§ **EXERCISE MATERIAL**
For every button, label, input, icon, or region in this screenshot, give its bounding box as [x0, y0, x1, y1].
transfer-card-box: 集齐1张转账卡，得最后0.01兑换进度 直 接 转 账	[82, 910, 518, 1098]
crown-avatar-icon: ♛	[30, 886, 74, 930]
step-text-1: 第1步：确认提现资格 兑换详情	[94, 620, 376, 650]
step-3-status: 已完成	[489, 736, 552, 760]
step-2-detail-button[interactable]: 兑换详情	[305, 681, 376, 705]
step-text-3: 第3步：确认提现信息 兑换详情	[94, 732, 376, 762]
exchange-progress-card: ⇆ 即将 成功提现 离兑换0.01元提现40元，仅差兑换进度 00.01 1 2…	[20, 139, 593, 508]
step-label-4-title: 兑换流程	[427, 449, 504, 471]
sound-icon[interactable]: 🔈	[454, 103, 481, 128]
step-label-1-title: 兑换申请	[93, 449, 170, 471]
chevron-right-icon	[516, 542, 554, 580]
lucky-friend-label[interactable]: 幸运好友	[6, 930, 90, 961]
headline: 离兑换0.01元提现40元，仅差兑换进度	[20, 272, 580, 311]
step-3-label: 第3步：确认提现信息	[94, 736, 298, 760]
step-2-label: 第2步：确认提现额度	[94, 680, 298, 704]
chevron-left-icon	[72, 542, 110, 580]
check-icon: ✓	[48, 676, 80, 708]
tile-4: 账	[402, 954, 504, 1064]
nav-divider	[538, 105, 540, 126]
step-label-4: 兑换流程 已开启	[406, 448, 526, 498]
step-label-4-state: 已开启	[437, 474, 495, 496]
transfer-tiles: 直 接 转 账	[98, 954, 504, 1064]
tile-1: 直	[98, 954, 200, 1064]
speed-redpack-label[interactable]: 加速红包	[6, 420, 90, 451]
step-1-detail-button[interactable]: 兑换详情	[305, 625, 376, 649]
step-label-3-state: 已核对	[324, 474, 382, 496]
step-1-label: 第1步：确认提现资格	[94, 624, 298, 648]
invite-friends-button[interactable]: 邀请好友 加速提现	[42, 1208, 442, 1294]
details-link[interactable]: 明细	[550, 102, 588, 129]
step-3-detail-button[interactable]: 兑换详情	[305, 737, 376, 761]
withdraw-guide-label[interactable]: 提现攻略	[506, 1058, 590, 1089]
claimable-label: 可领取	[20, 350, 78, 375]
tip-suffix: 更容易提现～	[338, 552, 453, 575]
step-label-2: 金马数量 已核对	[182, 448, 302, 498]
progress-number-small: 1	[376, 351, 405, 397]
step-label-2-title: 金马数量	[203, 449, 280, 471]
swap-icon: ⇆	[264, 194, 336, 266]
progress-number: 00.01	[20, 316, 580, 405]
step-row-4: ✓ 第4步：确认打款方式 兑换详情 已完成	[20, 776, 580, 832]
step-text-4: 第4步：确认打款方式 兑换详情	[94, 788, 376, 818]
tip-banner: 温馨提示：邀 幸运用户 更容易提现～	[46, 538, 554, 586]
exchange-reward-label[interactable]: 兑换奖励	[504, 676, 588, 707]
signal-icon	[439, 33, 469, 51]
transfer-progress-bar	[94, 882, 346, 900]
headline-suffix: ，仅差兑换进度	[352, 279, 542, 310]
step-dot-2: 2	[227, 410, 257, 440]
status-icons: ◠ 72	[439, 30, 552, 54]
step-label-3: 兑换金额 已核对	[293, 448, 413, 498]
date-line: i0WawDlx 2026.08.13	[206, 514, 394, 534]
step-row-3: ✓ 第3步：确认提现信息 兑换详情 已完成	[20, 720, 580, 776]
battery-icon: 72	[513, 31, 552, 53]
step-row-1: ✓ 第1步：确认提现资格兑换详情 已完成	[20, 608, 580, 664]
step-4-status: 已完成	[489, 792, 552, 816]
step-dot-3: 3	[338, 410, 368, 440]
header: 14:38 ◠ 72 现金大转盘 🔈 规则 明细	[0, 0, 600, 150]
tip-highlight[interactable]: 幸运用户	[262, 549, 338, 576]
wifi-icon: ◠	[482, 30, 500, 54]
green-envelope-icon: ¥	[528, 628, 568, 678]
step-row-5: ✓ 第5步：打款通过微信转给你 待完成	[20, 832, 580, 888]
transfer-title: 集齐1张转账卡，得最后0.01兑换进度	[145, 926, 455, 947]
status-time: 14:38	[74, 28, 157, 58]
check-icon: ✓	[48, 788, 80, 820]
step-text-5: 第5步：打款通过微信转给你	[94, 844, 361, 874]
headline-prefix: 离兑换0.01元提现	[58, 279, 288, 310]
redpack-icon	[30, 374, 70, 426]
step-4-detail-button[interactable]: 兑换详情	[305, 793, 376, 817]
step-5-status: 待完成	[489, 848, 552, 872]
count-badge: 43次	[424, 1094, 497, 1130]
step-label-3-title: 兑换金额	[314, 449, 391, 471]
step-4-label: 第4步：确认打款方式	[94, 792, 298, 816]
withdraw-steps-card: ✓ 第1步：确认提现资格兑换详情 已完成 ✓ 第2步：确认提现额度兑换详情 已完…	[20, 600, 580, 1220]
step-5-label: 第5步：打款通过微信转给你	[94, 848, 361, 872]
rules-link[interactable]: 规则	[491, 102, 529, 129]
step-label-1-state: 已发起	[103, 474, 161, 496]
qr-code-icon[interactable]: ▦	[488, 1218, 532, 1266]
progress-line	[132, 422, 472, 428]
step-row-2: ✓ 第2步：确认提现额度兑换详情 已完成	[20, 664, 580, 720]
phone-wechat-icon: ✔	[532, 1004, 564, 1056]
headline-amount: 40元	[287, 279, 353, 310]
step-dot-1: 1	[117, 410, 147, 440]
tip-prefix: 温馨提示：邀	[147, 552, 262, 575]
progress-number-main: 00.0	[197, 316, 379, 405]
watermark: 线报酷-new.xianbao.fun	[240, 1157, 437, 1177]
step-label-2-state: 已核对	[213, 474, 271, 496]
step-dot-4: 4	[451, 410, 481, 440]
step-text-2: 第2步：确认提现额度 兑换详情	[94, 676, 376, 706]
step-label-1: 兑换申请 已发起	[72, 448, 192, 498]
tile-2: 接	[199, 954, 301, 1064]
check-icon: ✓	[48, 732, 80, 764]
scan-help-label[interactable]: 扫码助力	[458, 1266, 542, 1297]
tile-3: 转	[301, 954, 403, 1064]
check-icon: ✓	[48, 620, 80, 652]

§ **THE TASK**
Present all of the lines above as a Markdown table with two columns, Row and Line, giving each line its own numbered row and leaving out any blank lines.

§ **FINISHED EXERCISE**
| Row | Line |
|---|---|
| 1 | For every button, label, input, icon, or region in this screenshot, give its bounding box as [x0, y0, x1, y1]. |
| 2 | transfer-card-box: 集齐1张转账卡，得最后0.01兑换进度 直 接 转 账	[82, 910, 518, 1098] |
| 3 | crown-avatar-icon: ♛	[30, 886, 74, 930] |
| 4 | step-text-1: 第1步：确认提现资格 兑换详情	[94, 620, 376, 650] |
| 5 | step-3-status: 已完成	[489, 736, 552, 760] |
| 6 | step-2-detail-button[interactable]: 兑换详情	[305, 681, 376, 705] |
| 7 | step-text-3: 第3步：确认提现信息 兑换详情	[94, 732, 376, 762] |
| 8 | exchange-progress-card: ⇆ 即将 成功提现 离兑换0.01元提现40元，仅差兑换进度 00.01 1 2…	[20, 139, 593, 508] |
| 9 | step-label-4-title: 兑换流程	[427, 449, 504, 471] |
| 10 | sound-icon[interactable]: 🔈	[454, 103, 481, 128] |
| 11 | step-label-1-title: 兑换申请	[93, 449, 170, 471] |
| 12 | chevron-right-icon	[516, 542, 554, 580] |
| 13 | lucky-friend-label[interactable]: 幸运好友	[6, 930, 90, 961] |
| 14 | headline: 离兑换0.01元提现40元，仅差兑换进度	[20, 272, 580, 311] |
| 15 | step-3-label: 第3步：确认提现信息	[94, 736, 298, 760] |
| 16 | step-2-label: 第2步：确认提现额度	[94, 680, 298, 704] |
| 17 | chevron-left-icon	[72, 542, 110, 580] |
| 18 | check-icon: ✓	[48, 676, 80, 708] |
| 19 | tile-4: 账	[402, 954, 504, 1064] |
| 20 | nav-divider	[538, 105, 540, 126] |
| 21 | step-label-4: 兑换流程 已开启	[406, 448, 526, 498] |
| 22 | step-label-4-state: 已开启	[437, 474, 495, 496] |
| 23 | transfer-tiles: 直 接 转 账	[98, 954, 504, 1064] |
| 24 | tile-1: 直	[98, 954, 200, 1064] |
| 25 | speed-redpack-label[interactable]: 加速红包	[6, 420, 90, 451] |
| 26 | step-1-detail-button[interactable]: 兑换详情	[305, 625, 376, 649] |
| 27 | step-label-3-state: 已核对	[324, 474, 382, 496] |
| 28 | step-1-label: 第1步：确认提现资格	[94, 624, 298, 648] |
| 29 | invite-friends-button[interactable]: 邀请好友 加速提现	[42, 1208, 442, 1294] |
| 30 | details-link[interactable]: 明细	[550, 102, 588, 129] |
| 31 | step-3-detail-button[interactable]: 兑换详情	[305, 737, 376, 761] |
| 32 | withdraw-guide-label[interactable]: 提现攻略	[506, 1058, 590, 1089] |
| 33 | claimable-label: 可领取	[20, 350, 78, 375] |
| 34 | tip-suffix: 更容易提现～	[338, 552, 453, 575] |
| 35 | step-label-2: 金马数量 已核对	[182, 448, 302, 498] |
| 36 | progress-number-small: 1	[376, 351, 405, 397] |
| 37 | step-label-2-title: 金马数量	[203, 449, 280, 471] |
| 38 | swap-icon: ⇆	[264, 194, 336, 266] |
| 39 | progress-number: 00.01	[20, 316, 580, 405] |
| 40 | step-row-4: ✓ 第4步：确认打款方式 兑换详情 已完成	[20, 776, 580, 832] |
| 41 | step-text-4: 第4步：确认打款方式 兑换详情	[94, 788, 376, 818] |
| 42 | tip-banner: 温馨提示：邀 幸运用户 更容易提现～	[46, 538, 554, 586] |
| 43 | exchange-reward-label[interactable]: 兑换奖励	[504, 676, 588, 707] |
| 44 | signal-icon	[439, 33, 469, 51] |
| 45 | transfer-progress-bar	[94, 882, 346, 900] |
| 46 | headline-suffix: ，仅差兑换进度	[352, 279, 542, 310] |
| 47 | step-dot-2: 2	[227, 410, 257, 440] |
| 48 | status-icons: ◠ 72	[439, 30, 552, 54] |
| 49 | step-label-3: 兑换金额 已核对	[293, 448, 413, 498] |
| 50 | date-line: i0WawDlx 2026.08.13	[206, 514, 394, 534] |
| 51 | step-row-3: ✓ 第3步：确认提现信息 兑换详情 已完成	[20, 720, 580, 776] |
| 52 | battery-icon: 72	[513, 31, 552, 53] |
| 53 | step-row-1: ✓ 第1步：确认提现资格兑换详情 已完成	[20, 608, 580, 664] |
| 54 | step-4-status: 已完成	[489, 792, 552, 816] |
| 55 | step-dot-3: 3	[338, 410, 368, 440] |
| 56 | header: 14:38 ◠ 72 现金大转盘 🔈 规则 明细	[0, 0, 600, 150] |
| 57 | tip-highlight[interactable]: 幸运用户	[262, 549, 338, 576] |
| 58 | wifi-icon: ◠	[482, 30, 500, 54] |
| 59 | green-envelope-icon: ¥	[528, 628, 568, 678] |
| 60 | step-row-5: ✓ 第5步：打款通过微信转给你 待完成	[20, 832, 580, 888] |
| 61 | transfer-title: 集齐1张转账卡，得最后0.01兑换进度	[145, 926, 455, 947] |
| 62 | status-time: 14:38	[74, 28, 157, 58] |
| 63 | check-icon: ✓	[48, 788, 80, 820] |
| 64 | step-text-5: 第5步：打款通过微信转给你	[94, 844, 361, 874] |
| 65 | headline-prefix: 离兑换0.01元提现	[58, 279, 288, 310] |
| 66 | redpack-icon	[30, 374, 70, 426] |
| 67 | step-4-detail-button[interactable]: 兑换详情	[305, 793, 376, 817] |
| 68 | step-5-status: 待完成	[489, 848, 552, 872] |
| 69 | count-badge: 43次	[424, 1094, 497, 1130] |
| 70 | step-label-3-title: 兑换金额	[314, 449, 391, 471] |
| 71 | step-4-label: 第4步：确认打款方式	[94, 792, 298, 816] |
| 72 | withdraw-steps-card: ✓ 第1步：确认提现资格兑换详情 已完成 ✓ 第2步：确认提现额度兑换详情 已完…	[20, 600, 580, 1220] |
| 73 | step-5-label: 第5步：打款通过微信转给你	[94, 848, 361, 872] |
| 74 | rules-link[interactable]: 规则	[491, 102, 529, 129] |
| 75 | step-label-1-state: 已发起	[103, 474, 161, 496] |
| 76 | qr-code-icon[interactable]: ▦	[488, 1218, 532, 1266] |
| 77 | progress-line	[132, 422, 472, 428] |
| 78 | step-row-2: ✓ 第2步：确认提现额度兑换详情 已完成	[20, 664, 580, 720] |
| 79 | phone-wechat-icon: ✔	[532, 1004, 564, 1056] |
| 80 | headline-amount: 40元	[287, 279, 353, 310] |
| 81 | step-dot-1: 1	[117, 410, 147, 440] |
| 82 | tip-prefix: 温馨提示：邀	[147, 552, 262, 575] |
| 83 | progress-number-main: 00.0	[197, 316, 379, 405] |
| 84 | watermark: 线报酷-new.xianbao.fun	[240, 1157, 437, 1177] |
| 85 | step-label-2-state: 已核对	[213, 474, 271, 496] |
| 86 | step-dot-4: 4	[451, 410, 481, 440] |
| 87 | step-text-2: 第2步：确认提现额度 兑换详情	[94, 676, 376, 706] |
| 88 | step-label-1: 兑换申请 已发起	[72, 448, 192, 498] |
| 89 | tile-2: 接	[199, 954, 301, 1064] |
| 90 | check-icon: ✓	[48, 732, 80, 764] |
| 91 | scan-help-label[interactable]: 扫码助力	[458, 1266, 542, 1297] |
| 92 | tile-3: 转	[301, 954, 403, 1064] |
| 93 | check-icon: ✓	[48, 620, 80, 652] |